## Problem
Reproduce the following material exactly, including every line.
========================================================================
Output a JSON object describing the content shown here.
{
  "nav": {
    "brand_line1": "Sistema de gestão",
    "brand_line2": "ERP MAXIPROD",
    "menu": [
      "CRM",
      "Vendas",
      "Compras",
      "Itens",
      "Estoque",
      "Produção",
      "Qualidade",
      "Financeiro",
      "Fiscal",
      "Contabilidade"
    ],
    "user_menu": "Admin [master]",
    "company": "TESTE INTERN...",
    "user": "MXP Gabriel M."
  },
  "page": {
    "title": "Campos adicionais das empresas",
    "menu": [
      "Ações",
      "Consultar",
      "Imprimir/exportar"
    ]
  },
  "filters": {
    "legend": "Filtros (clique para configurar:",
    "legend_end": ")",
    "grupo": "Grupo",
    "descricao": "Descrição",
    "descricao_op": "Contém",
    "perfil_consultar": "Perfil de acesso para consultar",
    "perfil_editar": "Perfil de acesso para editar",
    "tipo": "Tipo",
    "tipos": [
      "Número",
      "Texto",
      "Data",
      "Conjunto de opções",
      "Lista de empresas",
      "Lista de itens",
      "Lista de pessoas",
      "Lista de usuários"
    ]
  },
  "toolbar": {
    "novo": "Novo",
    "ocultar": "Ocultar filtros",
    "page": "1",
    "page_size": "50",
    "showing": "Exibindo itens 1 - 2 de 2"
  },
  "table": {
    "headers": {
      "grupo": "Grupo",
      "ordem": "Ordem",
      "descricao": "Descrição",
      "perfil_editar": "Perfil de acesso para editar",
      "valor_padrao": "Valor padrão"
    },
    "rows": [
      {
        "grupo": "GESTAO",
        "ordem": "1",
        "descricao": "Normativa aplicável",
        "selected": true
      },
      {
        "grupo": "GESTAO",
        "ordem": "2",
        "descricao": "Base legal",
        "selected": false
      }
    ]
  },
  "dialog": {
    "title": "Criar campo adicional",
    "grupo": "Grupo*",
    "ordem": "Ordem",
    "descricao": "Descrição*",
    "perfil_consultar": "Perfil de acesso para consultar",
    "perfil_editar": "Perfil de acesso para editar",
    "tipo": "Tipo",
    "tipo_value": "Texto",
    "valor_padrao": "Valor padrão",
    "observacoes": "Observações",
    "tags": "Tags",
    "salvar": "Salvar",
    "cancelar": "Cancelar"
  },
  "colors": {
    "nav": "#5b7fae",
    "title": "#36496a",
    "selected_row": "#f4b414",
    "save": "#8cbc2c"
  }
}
========================================================================
## Complete answer
Output a JSON object describing the content shown here.
{
  "nav": {
    "brand_line1": "Sistema de gestão",
    "brand_line2": "ERP MAXIPROD",
    "menu": [
      "CRM",
      "Vendas",
      "Compras",
      "Itens",
      "Estoque",
      "Produção",
      "Qualidade",
      "Financeiro",
      "Fiscal",
      "Contabilidade"
    ],
    "user_menu": "Admin [master]",
    "company": "TESTE INTERN...",
    "user": "MXP Gabriel M."
  },
  "page": {
    "title": "Campos adicionais das empresas",
    "menu": [
      "Ações",
      "Consultar",
      "Imprimir/exportar"
    ]
  },
  "filters": {
    "legend": "Filtros (clique para configurar:",
    "legend_end": ")",
    "grupo": "Grupo",
    "descricao": "Descrição",
    "descricao_op": "Contém",
    "perfil_consultar": "Perfil de acesso para consultar",
    "perfil_editar": "Perfil de acesso para editar",
    "tipo": "Tipo",
    "tipos": [
      "Número",
      "Texto",
      "Data",
      "Conjunto de opções",
      "Lista de empresas",
      "Lista de itens",
      "Lista de pessoas",
      "Lista de usuários"
    ]
  },
  "toolbar": {
    "novo": "Novo",
    "ocultar": "Ocultar filtros",
    "page": "1",
    "page_size": "50",
    "showing": "Exibindo itens 1 - 2 de 2"
  },
  "table": {
    "headers": {
      "grupo": "Grupo",
      "ordem": "Ordem",
      "descricao": "Descrição",
      "perfil_editar": "Perfil de acesso para editar",
      "valor_padrao": "Valor padrão"
    },
    "rows": [
      {
        "grupo": "GESTAO",
        "ordem": "1",
        "descricao": "Normativa aplicável",
        "selected": true
      },
      {
        "grupo": "GESTAO",
        "ordem": "2",
        "descricao": "Base legal",
        "selected": false
      }
    ]
  },
  "dialog": {
    "title": "Criar campo adicional",
    "grupo": "Grupo*",
    "ordem": "Ordem",
    "descricao": "Descrição*",
    "perfil_consultar": "Perfil de acesso para consultar",
    "perfil_editar": "Perfil de acesso para editar",
    "tipo": "Tipo",
    "tipo_value": "Texto",
    "valor_padrao": "Valor padrão",
    "observacoes": "Observações",
    "tags": "Tags",
    "salvar": "Salvar",
    "cancelar": "Cancelar"
  },
  "colors": {
    "nav": "#5b7fae",
    "title": "#36496a",
    "selected_row": "#f4b414",
    "save": "#8cbc2c"
  }
}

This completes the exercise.